→ **Stated goal**
Rewrite every line of the data below as a JSON list of strings, with one string per line and blank lines left out.

→ **Information supplied**
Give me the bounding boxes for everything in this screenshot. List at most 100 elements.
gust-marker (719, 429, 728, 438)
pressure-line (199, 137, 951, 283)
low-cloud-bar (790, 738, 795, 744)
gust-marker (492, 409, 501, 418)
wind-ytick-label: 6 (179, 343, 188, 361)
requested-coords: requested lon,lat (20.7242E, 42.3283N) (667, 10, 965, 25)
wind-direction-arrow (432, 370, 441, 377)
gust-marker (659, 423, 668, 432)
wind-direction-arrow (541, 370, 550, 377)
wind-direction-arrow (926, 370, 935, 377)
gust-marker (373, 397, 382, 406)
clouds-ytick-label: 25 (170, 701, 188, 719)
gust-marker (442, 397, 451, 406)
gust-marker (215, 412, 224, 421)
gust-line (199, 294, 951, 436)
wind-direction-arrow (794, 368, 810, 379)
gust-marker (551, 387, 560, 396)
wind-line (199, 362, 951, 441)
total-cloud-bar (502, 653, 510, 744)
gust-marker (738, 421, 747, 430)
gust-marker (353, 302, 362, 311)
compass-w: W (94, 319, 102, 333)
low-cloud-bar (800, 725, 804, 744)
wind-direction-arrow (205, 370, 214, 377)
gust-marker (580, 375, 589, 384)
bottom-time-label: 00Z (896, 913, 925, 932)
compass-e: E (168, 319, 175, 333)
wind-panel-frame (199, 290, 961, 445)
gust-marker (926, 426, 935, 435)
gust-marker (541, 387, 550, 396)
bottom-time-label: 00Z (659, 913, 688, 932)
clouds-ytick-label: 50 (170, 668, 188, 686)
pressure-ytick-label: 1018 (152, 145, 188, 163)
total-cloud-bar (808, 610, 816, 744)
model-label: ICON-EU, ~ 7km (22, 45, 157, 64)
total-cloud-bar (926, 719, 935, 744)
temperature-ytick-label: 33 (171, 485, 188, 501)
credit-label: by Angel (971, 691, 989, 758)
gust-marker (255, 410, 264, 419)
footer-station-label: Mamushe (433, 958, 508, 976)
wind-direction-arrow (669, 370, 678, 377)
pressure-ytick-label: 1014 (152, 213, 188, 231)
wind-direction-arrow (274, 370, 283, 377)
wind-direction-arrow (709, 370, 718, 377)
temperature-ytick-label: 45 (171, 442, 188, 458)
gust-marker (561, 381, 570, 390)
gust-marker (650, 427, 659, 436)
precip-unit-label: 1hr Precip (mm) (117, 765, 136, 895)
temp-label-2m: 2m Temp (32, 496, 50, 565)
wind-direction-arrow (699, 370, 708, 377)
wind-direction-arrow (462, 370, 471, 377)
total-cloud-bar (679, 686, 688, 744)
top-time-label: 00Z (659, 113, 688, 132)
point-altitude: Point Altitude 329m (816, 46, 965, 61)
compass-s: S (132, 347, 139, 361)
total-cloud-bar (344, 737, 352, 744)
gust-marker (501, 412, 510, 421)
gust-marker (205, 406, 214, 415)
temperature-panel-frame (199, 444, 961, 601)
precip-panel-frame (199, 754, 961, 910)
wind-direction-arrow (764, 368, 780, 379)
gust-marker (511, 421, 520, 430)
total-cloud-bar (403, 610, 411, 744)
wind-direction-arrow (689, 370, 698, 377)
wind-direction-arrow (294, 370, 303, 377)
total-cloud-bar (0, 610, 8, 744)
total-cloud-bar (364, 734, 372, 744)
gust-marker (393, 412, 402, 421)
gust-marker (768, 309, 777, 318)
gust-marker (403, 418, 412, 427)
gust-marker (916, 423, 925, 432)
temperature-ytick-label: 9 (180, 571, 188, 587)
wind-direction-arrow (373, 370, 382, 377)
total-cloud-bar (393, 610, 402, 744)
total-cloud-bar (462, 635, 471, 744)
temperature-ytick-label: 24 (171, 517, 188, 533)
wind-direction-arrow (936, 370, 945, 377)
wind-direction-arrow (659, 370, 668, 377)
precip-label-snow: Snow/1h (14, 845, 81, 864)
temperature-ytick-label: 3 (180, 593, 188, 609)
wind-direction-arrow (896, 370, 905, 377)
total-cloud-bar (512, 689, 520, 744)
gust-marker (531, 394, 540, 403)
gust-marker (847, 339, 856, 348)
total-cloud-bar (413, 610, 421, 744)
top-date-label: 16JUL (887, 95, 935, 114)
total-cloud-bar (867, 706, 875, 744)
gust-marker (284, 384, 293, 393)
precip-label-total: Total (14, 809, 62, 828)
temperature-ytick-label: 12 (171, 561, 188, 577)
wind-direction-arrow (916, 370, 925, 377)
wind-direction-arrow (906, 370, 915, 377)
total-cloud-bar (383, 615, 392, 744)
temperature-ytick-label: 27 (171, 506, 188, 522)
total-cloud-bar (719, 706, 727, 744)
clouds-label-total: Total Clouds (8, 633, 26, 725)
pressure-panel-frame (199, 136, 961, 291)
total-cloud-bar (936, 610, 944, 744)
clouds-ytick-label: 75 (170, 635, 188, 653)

→ **Solution to this task**
[
  "Give me the bounding boxes for everything in this screenshot. List at most 100 elements.",
  "gust-marker (719, 429, 728, 438)",
  "pressure-line (199, 137, 951, 283)",
  "low-cloud-bar (790, 738, 795, 744)",
  "gust-marker (492, 409, 501, 418)",
  "wind-ytick-label: 6 (179, 343, 188, 361)",
  "requested-coords: requested lon,lat (20.7242E, 42.3283N) (667, 10, 965, 25)",
  "wind-direction-arrow (432, 370, 441, 377)",
  "gust-marker (659, 423, 668, 432)",
  "wind-direction-arrow (541, 370, 550, 377)",
  "wind-direction-arrow (926, 370, 935, 377)",
  "gust-marker (373, 397, 382, 406)",
  "clouds-ytick-label: 25 (170, 701, 188, 719)",
  "gust-marker (442, 397, 451, 406)",
  "gust-marker (215, 412, 224, 421)",
  "gust-line (199, 294, 951, 436)",
  "wind-direction-arrow (794, 368, 810, 379)",
  "gust-marker (551, 387, 560, 396)",
  "wind-line (199, 362, 951, 441)",
  "total-cloud-bar (502, 653, 510, 744)",
  "gust-marker (738, 421, 747, 430)",
  "gust-marker (353, 302, 362, 311)",
  "compass-w: W (94, 319, 102, 333)",
  "low-cloud-bar (800, 725, 804, 744)",
  "wind-direction-arrow (205, 370, 214, 377)",
  "gust-marker (580, 375, 589, 384)",
  "bottom-time-label: 00Z (896, 913, 925, 932)",
  "compass-e: E (168, 319, 175, 333)",
  "wind-panel-frame (199, 290, 961, 445)",
  "gust-marker (926, 426, 935, 435)",
  "gust-marker (541, 387, 550, 396)",
  "bottom-time-label: 00Z (659, 913, 688, 932)",
  "clouds-ytick-label: 50 (170, 668, 188, 686)",
  "pressure-ytick-label: 1018 (152, 145, 188, 163)",
  "total-cloud-bar (808, 610, 816, 744)",
  "model-label: ICON-EU, ~ 7km (22, 45, 157, 64)",
  "total-cloud-bar (926, 719, 935, 744)",
  "temperature-ytick-label: 33 (171, 485, 188, 501)",
  "credit-label: by Angel (971, 691, 989, 758)",
  "gust-marker (255, 410, 264, 419)",
  "footer-station-label: Mamushe (433, 958, 508, 976)",
  "wind-direction-arrow (669, 370, 678, 377)",
  "pressure-ytick-label: 1014 (152, 213, 188, 231)",
  "wind-direction-arrow (274, 370, 283, 377)",
  "wind-direction-arrow (709, 370, 718, 377)",
  "temperature-ytick-label: 45 (171, 442, 188, 458)",
  "gust-marker (561, 381, 570, 390)",
  "gust-marker (650, 427, 659, 436)",
  "precip-unit-label: 1hr Precip (mm) (117, 765, 136, 895)",
  "temp-label-2m: 2m Temp (32, 496, 50, 565)",
  "wind-direction-arrow (699, 370, 708, 377)",
  "wind-direction-arrow (462, 370, 471, 377)",
  "total-cloud-bar (679, 686, 688, 744)",
  "top-time-label: 00Z (659, 113, 688, 132)",
  "point-altitude: Point Altitude 329m (816, 46, 965, 61)",
  "compass-s: S (132, 347, 139, 361)",
  "total-cloud-bar (344, 737, 352, 744)",
  "gust-marker (501, 412, 510, 421)",
  "gust-marker (205, 406, 214, 415)",
  "temperature-panel-frame (199, 444, 961, 601)",
  "precip-panel-frame (199, 754, 961, 910)",
  "wind-direction-arrow (764, 368, 780, 379)",
  "gust-marker (511, 421, 520, 430)",
  "total-cloud-bar (403, 610, 411, 744)",
  "wind-direction-arrow (689, 370, 698, 377)",
  "wind-direction-arrow (294, 370, 303, 377)",
  "total-cloud-bar (0, 610, 8, 744)",
  "total-cloud-bar (364, 734, 372, 744)",
  "gust-marker (393, 412, 402, 421)",
  "gust-marker (768, 309, 777, 318)",
  "gust-marker (403, 418, 412, 427)",
  "gust-marker (916, 423, 925, 432)",
  "temperature-ytick-label: 9 (180, 571, 188, 587)",
  "wind-direction-arrow (373, 370, 382, 377)",
  "total-cloud-bar (393, 610, 402, 744)",
  "total-cloud-bar (462, 635, 471, 744)",
  "temperature-ytick-label: 24 (171, 517, 188, 533)",
  "wind-direction-arrow (936, 370, 945, 377)",
  "wind-direction-arrow (659, 370, 668, 377)",
  "precip-label-snow: Snow/1h (14, 845, 81, 864)",
  "temperature-ytick-label: 3 (180, 593, 188, 609)",
  "wind-direction-arrow (896, 370, 905, 377)",
  "total-cloud-bar (512, 689, 520, 744)",
  "gust-marker (531, 394, 540, 403)",
  "gust-marker (847, 339, 856, 348)",
  "total-cloud-bar (413, 610, 421, 744)",
  "top-date-label: 16JUL (887, 95, 935, 114)",
  "total-cloud-bar (867, 706, 875, 744)",
  "gust-marker (284, 384, 293, 393)",
  "precip-label-total: Total (14, 809, 62, 828)",
  "temperature-ytick-label: 12 (171, 561, 188, 577)",
  "wind-direction-arrow (916, 370, 925, 377)",
  "wind-direction-arrow (906, 370, 915, 377)",
  "total-cloud-bar (383, 615, 392, 744)",
  "temperature-ytick-label: 27 (171, 506, 188, 522)",
  "total-cloud-bar (719, 706, 727, 744)",
  "clouds-label-total: Total Clouds (8, 633, 26, 725)",
  "pressure-panel-frame (199, 136, 961, 291)",
  "total-cloud-bar (936, 610, 944, 744)",
  "clouds-ytick-label: 75 (170, 635, 188, 653)"
]